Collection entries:
## Start
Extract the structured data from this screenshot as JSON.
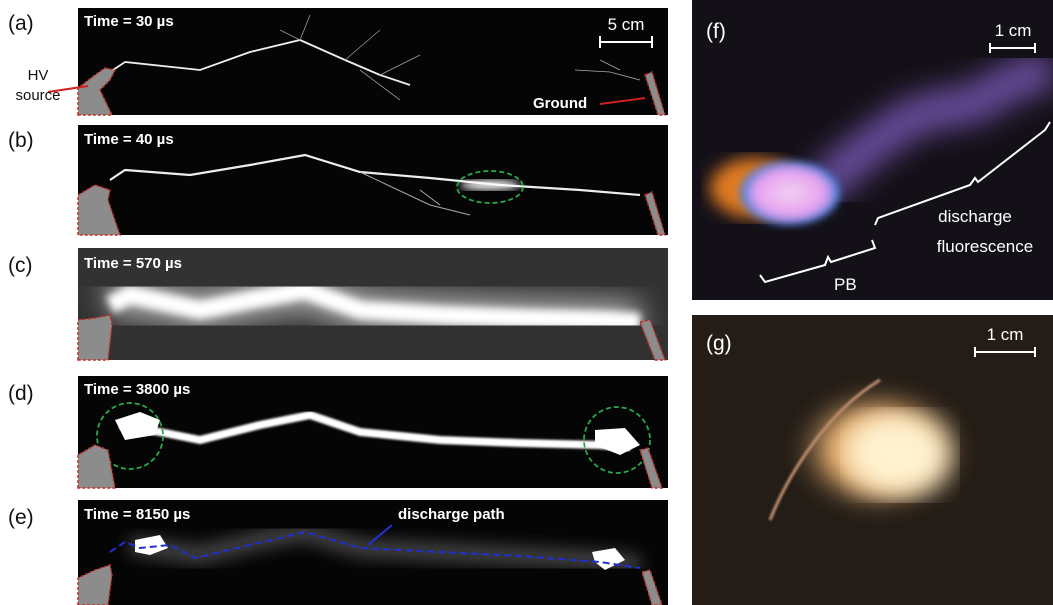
{
  "panels": [
    {
      "label": "(a)",
      "time": "Time = 30 µs",
      "scale": "5 cm",
      "source": [
        "HV",
        "source"
      ],
      "ground": "Ground"
    },
    {
      "label": "(b)",
      "time": "Time = 40 µs"
    },
    {
      "label": "(c)",
      "time": "Time = 570 µs"
    },
    {
      "label": "(d)",
      "time": "Time = 3800 µs"
    },
    {
      "label": "(e)",
      "time": "Time = 8150 µs",
      "note": "discharge path"
    },
    {
      "label": "(f)",
      "scale": "1 cm",
      "pb": "PB",
      "fluorescence": [
        "discharge",
        "fluorescence"
      ]
    },
    {
      "label": "(g)",
      "scale": "1 cm"
    }
  ]
}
## End
## WRITTEN INSTRUCTION
Search the records for the word "Time", then list every line that has it.

## SOLUTION FOR THIS PROBLEM
      "time": "Time = 30 µs",
      "time": "Time = 40 µs"
      "time": "Time = 570 µs"
      "time": "Time = 3800 µs"
      "time": "Time = 8150 µs",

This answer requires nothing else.